(Extracted records)
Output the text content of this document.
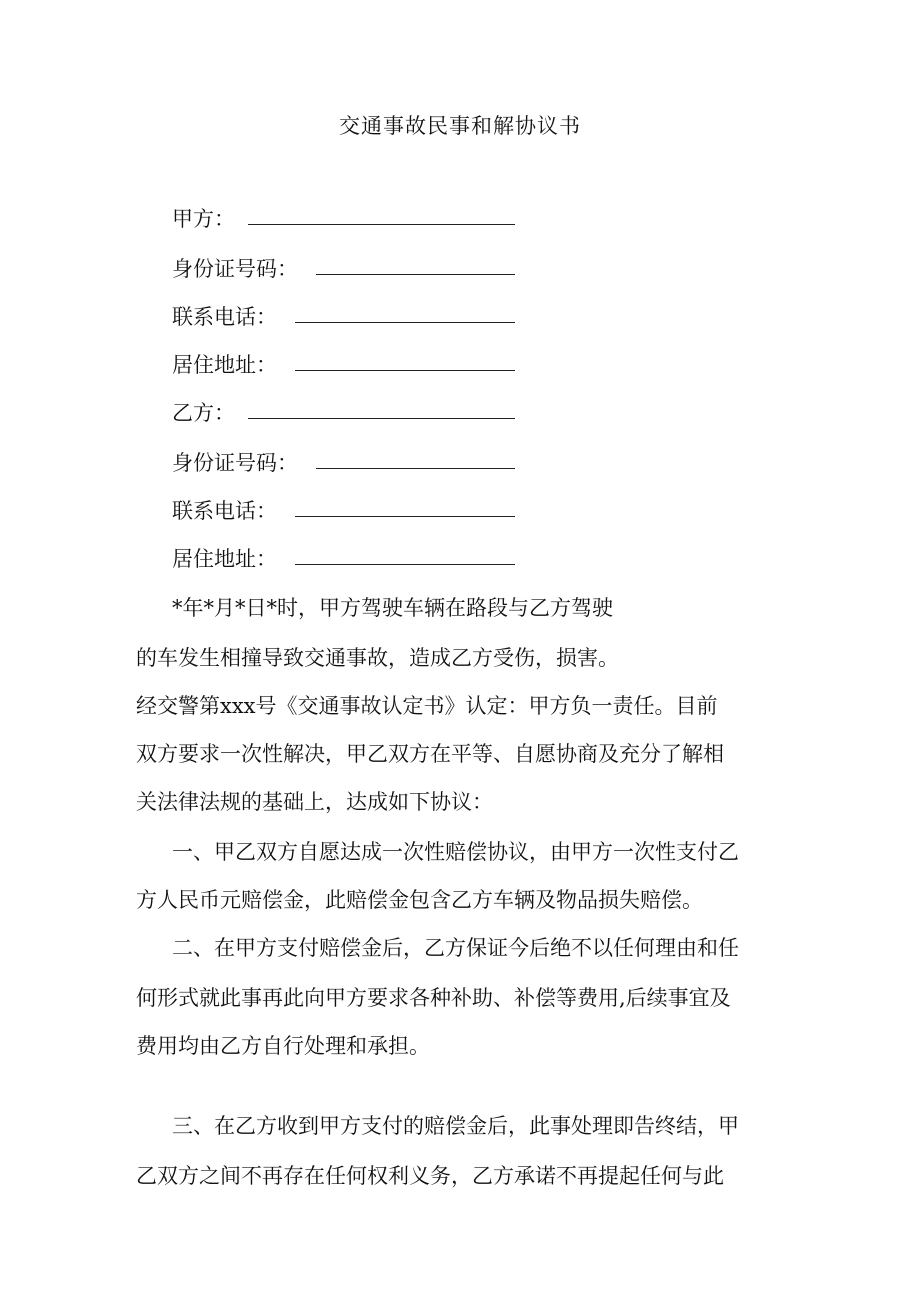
交通事故民事和解协议书
甲方：
身份证号码：
联系电话：
居住地址：
乙方：
身份证号码：
联系电话：
居住地址：
*年*月*日*时，甲方驾驶车辆在路段与乙方驾驶
的车发生相撞导致交通事故，造成乙方受伤，损害。
经交警第xxx号《交通事故认定书》认定：甲方负一责任。目前
双方要求一次性解决，甲乙双方在平等、自愿协商及充分了解相
关法律法规的基础上，达成如下协议：
一、甲乙双方自愿达成一次性赔偿协议，由甲方一次性支付乙
方人民币元赔偿金，此赔偿金包含乙方车辆及物品损失赔偿。
二、在甲方支付赔偿金后，乙方保证今后绝不以任何理由和任
何形式就此事再此向甲方要求各种补助、补偿等费用,后续事宜及
费用均由乙方自行处理和承担。
三、在乙方收到甲方支付的赔偿金后，此事处理即告终结，甲
乙双方之间不再存在任何权利义务，乙方承诺不再提起任何与此
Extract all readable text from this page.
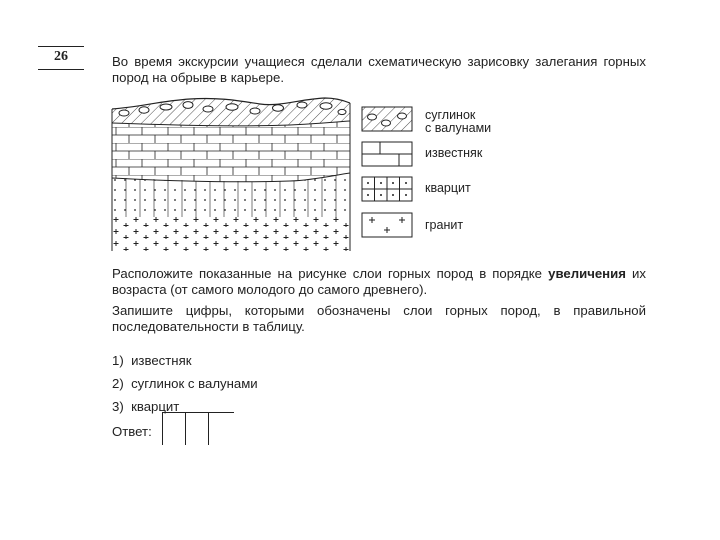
26	Во время экскурсии учащиеся сделали схематическую зарисовку залегания горных пород на обрыве в карьере.
суглинок
с валунами
известняк
кварцит
гранит
Расположите показанные на рисунке слои горных пород в порядке увеличения их возраста (от самого молодого до самого древнего).
Запишите цифры, которыми обозначены слои горных пород, в правильной последовательности в таблицу.
1) известняк
2) суглинок с валунами
3) кварцит
Ответ:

Set task —
In your copy, repeat each record exactly and include no pictures.

Final result —
Output the text content of this document.
交通事故民事和解协议书
甲方：
身份证号码：
联系电话：
居住地址：
乙方：
身份证号码：
联系电话：
居住地址：
*年*月*日*时，甲方驾驶车辆在路段与乙方驾驶
的车发生相撞导致交通事故，造成乙方受伤，损害。
经交警第xxx号《交通事故认定书》认定：甲方负一责任。目前
双方要求一次性解决，甲乙双方在平等、自愿协商及充分了解相
关法律法规的基础上，达成如下协议：
一、甲乙双方自愿达成一次性赔偿协议，由甲方一次性支付乙
方人民币元赔偿金，此赔偿金包含乙方车辆及物品损失赔偿。
二、在甲方支付赔偿金后，乙方保证今后绝不以任何理由和任
何形式就此事再此向甲方要求各种补助、补偿等费用,后续事宜及
费用均由乙方自行处理和承担。
三、在乙方收到甲方支付的赔偿金后，此事处理即告终结，甲
乙双方之间不再存在任何权利义务，乙方承诺不再提起任何与此
Extract all readable text from this page.
26	Во время экскурсии учащиеся сделали схематическую зарисовку залегания горных пород на обрыве в карьере.
суглинок
с валунами
известняк
кварцит
гранит
Расположите показанные на рисунке слои горных пород в порядке увеличения их возраста (от самого молодого до самого древнего).
Запишите цифры, которыми обозначены слои горных пород, в правильной последовательности в таблицу.
1) известняк
2) суглинок с валунами
3) кварцит
Ответ:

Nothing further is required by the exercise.